▶

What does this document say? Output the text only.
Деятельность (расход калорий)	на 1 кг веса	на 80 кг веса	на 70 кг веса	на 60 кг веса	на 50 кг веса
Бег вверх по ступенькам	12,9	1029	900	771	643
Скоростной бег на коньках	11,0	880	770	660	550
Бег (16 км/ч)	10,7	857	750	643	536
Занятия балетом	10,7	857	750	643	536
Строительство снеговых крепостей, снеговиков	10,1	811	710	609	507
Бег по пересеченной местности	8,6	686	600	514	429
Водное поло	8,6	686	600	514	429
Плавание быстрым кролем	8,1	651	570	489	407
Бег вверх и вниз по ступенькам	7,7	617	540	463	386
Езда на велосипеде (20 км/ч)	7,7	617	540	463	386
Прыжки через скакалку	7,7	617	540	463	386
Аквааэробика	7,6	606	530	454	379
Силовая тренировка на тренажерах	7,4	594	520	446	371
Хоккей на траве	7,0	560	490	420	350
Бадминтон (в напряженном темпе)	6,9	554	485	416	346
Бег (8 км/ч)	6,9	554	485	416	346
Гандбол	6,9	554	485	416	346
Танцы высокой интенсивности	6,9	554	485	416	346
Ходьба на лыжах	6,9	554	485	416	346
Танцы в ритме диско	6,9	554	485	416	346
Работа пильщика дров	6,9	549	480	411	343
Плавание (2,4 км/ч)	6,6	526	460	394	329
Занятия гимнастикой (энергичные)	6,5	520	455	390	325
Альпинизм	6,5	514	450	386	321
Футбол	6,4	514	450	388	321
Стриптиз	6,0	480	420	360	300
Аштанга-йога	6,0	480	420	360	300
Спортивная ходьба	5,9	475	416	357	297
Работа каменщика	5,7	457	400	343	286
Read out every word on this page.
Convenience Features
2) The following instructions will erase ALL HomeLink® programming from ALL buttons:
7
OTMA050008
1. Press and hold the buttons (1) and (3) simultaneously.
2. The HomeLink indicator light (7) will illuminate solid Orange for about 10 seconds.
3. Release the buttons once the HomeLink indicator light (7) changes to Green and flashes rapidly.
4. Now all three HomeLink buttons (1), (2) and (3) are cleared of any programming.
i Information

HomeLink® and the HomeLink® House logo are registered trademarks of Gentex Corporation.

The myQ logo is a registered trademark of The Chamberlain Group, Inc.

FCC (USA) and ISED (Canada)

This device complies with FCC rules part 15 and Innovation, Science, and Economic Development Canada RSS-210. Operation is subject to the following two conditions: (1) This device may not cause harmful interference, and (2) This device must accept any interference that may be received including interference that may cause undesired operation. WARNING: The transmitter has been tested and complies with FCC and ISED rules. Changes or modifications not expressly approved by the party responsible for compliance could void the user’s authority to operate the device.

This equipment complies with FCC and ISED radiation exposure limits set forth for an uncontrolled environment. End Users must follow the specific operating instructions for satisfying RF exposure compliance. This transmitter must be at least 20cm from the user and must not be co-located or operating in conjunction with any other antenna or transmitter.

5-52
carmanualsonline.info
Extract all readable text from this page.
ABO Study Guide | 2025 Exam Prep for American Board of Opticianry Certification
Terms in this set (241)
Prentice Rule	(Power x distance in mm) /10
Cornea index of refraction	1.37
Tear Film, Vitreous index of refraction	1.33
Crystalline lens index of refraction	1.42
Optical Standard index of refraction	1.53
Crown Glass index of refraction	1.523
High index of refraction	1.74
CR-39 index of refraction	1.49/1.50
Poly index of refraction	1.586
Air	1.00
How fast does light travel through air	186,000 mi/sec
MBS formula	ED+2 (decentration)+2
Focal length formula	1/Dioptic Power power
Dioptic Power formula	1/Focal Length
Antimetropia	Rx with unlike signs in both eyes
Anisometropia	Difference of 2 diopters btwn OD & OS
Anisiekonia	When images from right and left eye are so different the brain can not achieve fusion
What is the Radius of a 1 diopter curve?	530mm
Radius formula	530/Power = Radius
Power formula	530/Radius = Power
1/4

◀

# WHAT TO PRODUCE
Print out the whole listing exactly as it appears.

# TASK RESULT
What does this document say? Output the text only.
Деятельность (расход калорий)	на 1 кг веса	на 80 кг веса	на 70 кг веса	на 60 кг веса	на 50 кг веса
Бег вверх по ступенькам	12,9	1029	900	771	643
Скоростной бег на коньках	11,0	880	770	660	550
Бег (16 км/ч)	10,7	857	750	643	536
Занятия балетом	10,7	857	750	643	536
Строительство снеговых крепостей, снеговиков	10,1	811	710	609	507
Бег по пересеченной местности	8,6	686	600	514	429
Водное поло	8,6	686	600	514	429
Плавание быстрым кролем	8,1	651	570	489	407
Бег вверх и вниз по ступенькам	7,7	617	540	463	386
Езда на велосипеде (20 км/ч)	7,7	617	540	463	386
Прыжки через скакалку	7,7	617	540	463	386
Аквааэробика	7,6	606	530	454	379
Силовая тренировка на тренажерах	7,4	594	520	446	371
Хоккей на траве	7,0	560	490	420	350
Бадминтон (в напряженном темпе)	6,9	554	485	416	346
Бег (8 км/ч)	6,9	554	485	416	346
Гандбол	6,9	554	485	416	346
Танцы высокой интенсивности	6,9	554	485	416	346
Ходьба на лыжах	6,9	554	485	416	346
Танцы в ритме диско	6,9	554	485	416	346
Работа пильщика дров	6,9	549	480	411	343
Плавание (2,4 км/ч)	6,6	526	460	394	329
Занятия гимнастикой (энергичные)	6,5	520	455	390	325
Альпинизм	6,5	514	450	386	321
Футбол	6,4	514	450	388	321
Стриптиз	6,0	480	420	360	300
Аштанга-йога	6,0	480	420	360	300
Спортивная ходьба	5,9	475	416	357	297
Работа каменщика	5,7	457	400	343	286
Read out every word on this page.
Convenience Features
2) The following instructions will erase ALL HomeLink® programming from ALL buttons:
7
OTMA050008
1. Press and hold the buttons (1) and (3) simultaneously.
2. The HomeLink indicator light (7) will illuminate solid Orange for about 10 seconds.
3. Release the buttons once the HomeLink indicator light (7) changes to Green and flashes rapidly.
4. Now all three HomeLink buttons (1), (2) and (3) are cleared of any programming.
i Information

HomeLink® and the HomeLink® House logo are registered trademarks of Gentex Corporation.

The myQ logo is a registered trademark of The Chamberlain Group, Inc.

FCC (USA) and ISED (Canada)

This device complies with FCC rules part 15 and Innovation, Science, and Economic Development Canada RSS-210. Operation is subject to the following two conditions: (1) This device may not cause harmful interference, and (2) This device must accept any interference that may be received including interference that may cause undesired operation. WARNING: The transmitter has been tested and complies with FCC and ISED rules. Changes or modifications not expressly approved by the party responsible for compliance could void the user’s authority to operate the device.

This equipment complies with FCC and ISED radiation exposure limits set forth for an uncontrolled environment. End Users must follow the specific operating instructions for satisfying RF exposure compliance. This transmitter must be at least 20cm from the user and must not be co-located or operating in conjunction with any other antenna or transmitter.

5-52
carmanualsonline.info
Extract all readable text from this page.
ABO Study Guide | 2025 Exam Prep for American Board of Opticianry Certification
Terms in this set (241)
Prentice Rule	(Power x distance in mm) /10
Cornea index of refraction	1.37
Tear Film, Vitreous index of refraction	1.33
Crystalline lens index of refraction	1.42
Optical Standard index of refraction	1.53
Crown Glass index of refraction	1.523
High index of refraction	1.74
CR-39 index of refraction	1.49/1.50
Poly index of refraction	1.586
Air	1.00
How fast does light travel through air	186,000 mi/sec
MBS formula	ED+2 (decentration)+2
Focal length formula	1/Dioptic Power power
Dioptic Power formula	1/Focal Length
Antimetropia	Rx with unlike signs in both eyes
Anisometropia	Difference of 2 diopters btwn OD & OS
Anisiekonia	When images from right and left eye are so different the brain can not achieve fusion
What is the Radius of a 1 diopter curve?	530mm
Radius formula	530/Power = Radius
Power formula	530/Radius = Power
1/4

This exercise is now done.